Material shown
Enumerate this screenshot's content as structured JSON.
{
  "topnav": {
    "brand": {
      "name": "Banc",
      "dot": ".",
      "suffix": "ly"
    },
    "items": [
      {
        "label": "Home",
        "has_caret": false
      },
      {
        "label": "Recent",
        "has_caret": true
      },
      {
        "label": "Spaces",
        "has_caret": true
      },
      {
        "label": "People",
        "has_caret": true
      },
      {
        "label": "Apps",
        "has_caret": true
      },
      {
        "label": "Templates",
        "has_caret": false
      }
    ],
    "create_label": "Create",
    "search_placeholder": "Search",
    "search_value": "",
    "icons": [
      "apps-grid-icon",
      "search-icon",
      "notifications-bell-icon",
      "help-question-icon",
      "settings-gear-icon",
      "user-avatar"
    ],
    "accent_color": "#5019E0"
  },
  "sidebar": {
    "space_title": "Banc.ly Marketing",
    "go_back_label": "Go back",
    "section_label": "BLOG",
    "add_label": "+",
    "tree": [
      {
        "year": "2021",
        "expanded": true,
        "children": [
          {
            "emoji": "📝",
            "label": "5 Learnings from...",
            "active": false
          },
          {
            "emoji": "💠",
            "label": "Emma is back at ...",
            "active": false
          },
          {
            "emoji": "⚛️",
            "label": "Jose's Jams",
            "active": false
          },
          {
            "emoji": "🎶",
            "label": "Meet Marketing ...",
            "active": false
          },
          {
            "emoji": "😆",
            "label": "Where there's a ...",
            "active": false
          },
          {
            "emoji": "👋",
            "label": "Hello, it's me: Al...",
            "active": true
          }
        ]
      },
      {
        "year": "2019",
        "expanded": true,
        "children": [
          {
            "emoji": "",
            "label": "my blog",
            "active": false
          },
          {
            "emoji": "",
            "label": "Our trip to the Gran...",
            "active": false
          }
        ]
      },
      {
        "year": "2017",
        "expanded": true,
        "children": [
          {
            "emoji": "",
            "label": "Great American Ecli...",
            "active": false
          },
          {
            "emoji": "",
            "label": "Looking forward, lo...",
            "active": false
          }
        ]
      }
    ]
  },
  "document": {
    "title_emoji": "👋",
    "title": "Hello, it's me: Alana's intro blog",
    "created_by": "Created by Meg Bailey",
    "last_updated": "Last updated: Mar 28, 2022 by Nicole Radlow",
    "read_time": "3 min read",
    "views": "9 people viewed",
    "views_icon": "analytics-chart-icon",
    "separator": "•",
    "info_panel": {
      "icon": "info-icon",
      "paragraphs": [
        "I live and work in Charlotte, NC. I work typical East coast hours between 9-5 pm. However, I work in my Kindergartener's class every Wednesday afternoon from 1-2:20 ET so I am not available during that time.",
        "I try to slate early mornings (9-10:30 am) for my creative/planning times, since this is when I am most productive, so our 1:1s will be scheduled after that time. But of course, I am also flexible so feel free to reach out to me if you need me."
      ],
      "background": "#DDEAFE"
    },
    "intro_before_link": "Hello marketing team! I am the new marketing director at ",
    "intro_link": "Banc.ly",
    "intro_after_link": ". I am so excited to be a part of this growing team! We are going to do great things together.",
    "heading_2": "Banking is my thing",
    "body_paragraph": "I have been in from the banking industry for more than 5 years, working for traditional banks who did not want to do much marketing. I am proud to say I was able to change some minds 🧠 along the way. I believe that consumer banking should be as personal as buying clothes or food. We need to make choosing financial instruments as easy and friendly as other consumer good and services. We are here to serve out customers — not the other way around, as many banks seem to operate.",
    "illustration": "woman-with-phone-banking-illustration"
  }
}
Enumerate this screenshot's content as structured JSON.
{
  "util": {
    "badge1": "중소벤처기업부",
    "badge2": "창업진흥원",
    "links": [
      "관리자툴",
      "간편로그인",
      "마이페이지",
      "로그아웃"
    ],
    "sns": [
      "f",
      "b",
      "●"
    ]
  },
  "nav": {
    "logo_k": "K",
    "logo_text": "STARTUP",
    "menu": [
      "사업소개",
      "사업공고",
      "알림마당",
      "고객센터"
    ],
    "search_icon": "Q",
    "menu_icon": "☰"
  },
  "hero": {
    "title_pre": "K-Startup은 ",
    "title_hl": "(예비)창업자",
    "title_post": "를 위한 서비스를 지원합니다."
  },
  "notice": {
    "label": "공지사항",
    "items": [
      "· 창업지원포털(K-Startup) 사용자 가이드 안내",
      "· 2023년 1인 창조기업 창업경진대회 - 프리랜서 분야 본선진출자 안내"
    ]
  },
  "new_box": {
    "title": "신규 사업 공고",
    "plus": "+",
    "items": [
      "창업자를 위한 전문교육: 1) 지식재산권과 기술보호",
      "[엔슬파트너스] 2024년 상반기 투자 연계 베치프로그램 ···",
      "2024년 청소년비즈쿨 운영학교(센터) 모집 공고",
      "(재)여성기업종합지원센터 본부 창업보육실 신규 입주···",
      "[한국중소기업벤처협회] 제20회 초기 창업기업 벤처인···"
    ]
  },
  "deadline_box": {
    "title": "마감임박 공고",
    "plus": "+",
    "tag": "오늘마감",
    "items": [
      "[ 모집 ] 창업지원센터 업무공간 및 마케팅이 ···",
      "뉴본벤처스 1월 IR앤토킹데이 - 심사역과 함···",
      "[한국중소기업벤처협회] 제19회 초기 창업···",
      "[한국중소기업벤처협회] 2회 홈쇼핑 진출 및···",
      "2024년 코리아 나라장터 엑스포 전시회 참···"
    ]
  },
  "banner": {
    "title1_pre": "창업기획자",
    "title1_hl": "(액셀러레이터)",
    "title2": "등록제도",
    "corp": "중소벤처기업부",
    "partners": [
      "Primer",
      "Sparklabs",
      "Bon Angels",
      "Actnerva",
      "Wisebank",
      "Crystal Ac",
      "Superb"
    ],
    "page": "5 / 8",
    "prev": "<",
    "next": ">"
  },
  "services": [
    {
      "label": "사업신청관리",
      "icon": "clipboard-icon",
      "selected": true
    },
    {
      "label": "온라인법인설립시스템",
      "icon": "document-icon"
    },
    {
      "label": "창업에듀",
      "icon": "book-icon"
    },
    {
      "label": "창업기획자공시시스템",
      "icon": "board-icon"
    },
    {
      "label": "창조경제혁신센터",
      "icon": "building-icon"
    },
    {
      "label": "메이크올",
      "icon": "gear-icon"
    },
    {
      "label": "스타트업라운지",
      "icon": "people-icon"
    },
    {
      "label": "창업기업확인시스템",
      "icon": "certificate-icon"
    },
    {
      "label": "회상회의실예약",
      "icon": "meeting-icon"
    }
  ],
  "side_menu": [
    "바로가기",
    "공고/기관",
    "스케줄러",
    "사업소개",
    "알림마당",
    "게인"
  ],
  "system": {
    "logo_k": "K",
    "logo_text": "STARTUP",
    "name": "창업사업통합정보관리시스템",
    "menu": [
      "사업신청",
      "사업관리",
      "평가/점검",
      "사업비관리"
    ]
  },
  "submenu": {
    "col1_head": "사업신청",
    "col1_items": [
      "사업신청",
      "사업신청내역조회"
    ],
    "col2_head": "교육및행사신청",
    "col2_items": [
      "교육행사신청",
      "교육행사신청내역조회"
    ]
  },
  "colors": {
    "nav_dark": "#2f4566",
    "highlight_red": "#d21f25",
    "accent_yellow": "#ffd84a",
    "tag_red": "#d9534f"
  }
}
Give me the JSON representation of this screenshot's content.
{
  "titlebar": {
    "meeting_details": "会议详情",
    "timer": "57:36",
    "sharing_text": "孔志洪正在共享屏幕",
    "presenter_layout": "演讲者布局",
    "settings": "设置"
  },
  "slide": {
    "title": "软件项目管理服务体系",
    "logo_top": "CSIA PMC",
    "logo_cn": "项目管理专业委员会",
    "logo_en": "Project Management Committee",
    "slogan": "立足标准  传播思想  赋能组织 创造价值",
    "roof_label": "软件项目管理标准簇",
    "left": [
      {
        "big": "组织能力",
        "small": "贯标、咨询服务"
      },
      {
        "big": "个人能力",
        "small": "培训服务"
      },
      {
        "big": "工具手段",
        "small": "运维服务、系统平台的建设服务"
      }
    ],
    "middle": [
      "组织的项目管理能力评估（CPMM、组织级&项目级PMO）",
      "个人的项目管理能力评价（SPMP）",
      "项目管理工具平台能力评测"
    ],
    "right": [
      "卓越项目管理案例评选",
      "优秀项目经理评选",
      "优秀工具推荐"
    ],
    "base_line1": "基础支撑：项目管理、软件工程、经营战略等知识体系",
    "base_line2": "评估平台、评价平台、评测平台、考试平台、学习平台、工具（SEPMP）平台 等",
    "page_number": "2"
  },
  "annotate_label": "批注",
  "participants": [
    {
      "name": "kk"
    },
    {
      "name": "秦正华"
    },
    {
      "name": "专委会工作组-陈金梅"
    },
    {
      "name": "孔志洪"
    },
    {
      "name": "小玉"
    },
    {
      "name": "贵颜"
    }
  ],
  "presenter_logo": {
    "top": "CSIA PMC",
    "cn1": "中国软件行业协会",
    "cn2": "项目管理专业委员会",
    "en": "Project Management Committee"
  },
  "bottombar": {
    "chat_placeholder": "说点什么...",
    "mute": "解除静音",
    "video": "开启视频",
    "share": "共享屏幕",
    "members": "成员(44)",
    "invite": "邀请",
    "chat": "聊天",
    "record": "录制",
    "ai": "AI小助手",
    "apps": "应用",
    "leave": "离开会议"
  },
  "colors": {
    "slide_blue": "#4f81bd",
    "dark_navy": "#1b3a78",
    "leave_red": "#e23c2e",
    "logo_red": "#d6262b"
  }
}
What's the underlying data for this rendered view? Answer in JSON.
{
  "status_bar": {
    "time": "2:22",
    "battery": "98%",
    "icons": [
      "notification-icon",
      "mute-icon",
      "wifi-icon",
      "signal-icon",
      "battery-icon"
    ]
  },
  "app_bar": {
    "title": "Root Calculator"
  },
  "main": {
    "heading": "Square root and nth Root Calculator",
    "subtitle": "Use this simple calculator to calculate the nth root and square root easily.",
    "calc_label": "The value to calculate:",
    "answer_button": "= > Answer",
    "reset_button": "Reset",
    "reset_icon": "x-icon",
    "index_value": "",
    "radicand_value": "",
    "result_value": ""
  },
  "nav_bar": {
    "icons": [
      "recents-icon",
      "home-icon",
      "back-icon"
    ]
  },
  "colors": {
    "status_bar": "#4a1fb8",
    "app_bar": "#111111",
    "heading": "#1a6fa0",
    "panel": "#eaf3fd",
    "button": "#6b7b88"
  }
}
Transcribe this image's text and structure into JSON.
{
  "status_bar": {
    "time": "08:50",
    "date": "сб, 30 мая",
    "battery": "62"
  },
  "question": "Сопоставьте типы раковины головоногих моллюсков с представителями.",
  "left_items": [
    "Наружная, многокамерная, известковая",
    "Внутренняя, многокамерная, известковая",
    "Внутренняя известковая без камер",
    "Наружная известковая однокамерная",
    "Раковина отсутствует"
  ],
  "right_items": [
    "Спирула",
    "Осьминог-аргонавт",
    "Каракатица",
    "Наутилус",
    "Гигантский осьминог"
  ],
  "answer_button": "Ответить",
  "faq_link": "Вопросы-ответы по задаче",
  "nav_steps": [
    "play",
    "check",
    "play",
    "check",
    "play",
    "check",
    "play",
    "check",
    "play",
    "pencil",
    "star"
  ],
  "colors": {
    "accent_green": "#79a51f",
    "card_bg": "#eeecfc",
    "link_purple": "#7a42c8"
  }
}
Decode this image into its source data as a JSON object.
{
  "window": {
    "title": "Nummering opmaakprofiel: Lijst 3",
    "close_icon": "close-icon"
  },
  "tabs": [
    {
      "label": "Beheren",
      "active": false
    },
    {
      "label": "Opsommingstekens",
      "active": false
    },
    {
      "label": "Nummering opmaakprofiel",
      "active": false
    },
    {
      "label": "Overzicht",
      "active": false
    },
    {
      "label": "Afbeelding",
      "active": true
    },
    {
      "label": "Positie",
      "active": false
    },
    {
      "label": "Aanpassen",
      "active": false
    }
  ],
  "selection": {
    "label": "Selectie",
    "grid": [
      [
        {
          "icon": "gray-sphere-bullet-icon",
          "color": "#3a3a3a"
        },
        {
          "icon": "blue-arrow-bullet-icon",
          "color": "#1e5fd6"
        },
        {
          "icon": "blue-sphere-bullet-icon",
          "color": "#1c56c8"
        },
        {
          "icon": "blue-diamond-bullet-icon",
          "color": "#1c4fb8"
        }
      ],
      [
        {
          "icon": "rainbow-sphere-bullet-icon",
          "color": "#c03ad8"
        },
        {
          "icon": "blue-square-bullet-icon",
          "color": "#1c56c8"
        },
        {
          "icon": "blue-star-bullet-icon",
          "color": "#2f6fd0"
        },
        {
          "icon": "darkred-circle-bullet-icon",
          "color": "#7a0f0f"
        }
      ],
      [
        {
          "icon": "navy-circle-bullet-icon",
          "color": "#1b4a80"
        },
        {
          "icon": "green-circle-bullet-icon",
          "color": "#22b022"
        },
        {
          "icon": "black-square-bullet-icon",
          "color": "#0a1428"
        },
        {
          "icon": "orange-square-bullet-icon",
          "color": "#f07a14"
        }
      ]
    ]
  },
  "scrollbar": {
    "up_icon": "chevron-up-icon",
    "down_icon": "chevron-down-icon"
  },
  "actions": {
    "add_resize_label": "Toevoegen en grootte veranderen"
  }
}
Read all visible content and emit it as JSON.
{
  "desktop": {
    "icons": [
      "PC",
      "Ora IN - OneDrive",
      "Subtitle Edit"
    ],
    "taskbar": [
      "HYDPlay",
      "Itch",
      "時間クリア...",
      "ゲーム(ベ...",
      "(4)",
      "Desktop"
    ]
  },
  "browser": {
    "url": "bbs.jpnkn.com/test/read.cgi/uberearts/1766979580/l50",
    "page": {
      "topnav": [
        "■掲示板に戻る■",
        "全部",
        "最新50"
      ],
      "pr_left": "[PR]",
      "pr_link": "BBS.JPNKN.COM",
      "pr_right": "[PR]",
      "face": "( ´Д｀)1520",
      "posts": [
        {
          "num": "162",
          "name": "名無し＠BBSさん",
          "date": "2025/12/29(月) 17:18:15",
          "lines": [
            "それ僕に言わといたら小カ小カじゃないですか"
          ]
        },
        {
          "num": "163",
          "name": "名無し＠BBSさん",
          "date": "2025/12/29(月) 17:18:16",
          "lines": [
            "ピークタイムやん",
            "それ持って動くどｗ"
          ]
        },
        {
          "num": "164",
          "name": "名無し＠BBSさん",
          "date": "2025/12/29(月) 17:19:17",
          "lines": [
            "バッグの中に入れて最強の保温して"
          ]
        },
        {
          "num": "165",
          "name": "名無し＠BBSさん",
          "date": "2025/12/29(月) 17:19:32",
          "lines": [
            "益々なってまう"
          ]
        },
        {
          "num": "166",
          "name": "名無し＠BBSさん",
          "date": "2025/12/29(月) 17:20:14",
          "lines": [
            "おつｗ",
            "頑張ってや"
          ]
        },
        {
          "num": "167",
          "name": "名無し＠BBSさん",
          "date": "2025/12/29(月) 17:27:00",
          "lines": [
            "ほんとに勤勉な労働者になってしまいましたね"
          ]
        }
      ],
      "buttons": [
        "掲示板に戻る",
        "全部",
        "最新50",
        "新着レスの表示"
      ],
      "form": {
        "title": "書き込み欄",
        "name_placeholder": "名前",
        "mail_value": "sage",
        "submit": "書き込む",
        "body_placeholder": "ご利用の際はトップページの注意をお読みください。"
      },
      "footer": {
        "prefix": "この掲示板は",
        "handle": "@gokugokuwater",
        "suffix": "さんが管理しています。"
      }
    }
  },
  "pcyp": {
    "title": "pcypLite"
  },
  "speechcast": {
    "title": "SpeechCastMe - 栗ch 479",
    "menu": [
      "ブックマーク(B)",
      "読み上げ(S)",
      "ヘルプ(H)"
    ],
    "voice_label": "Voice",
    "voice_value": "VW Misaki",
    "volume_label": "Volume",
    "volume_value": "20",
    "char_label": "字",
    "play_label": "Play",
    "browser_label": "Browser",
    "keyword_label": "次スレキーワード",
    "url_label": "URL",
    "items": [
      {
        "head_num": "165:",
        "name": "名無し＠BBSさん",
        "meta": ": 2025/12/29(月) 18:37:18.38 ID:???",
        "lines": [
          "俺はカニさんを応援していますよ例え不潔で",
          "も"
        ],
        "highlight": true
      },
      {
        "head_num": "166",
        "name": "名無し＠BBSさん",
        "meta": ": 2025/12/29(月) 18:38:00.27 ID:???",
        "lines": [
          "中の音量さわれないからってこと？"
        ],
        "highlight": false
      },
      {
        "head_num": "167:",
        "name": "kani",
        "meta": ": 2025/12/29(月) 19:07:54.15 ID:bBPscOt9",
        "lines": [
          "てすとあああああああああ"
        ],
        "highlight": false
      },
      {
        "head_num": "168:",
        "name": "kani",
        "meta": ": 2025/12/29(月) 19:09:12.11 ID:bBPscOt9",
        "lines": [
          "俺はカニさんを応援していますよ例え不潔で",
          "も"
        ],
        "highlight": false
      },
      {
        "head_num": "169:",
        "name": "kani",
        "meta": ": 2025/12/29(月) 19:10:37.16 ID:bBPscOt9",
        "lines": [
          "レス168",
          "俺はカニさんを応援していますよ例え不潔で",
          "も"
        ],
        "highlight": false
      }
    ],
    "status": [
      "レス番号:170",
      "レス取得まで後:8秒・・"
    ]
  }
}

Aim
Tally the lines of the records holding the word "services", then give only the resulting number.

Written solution
2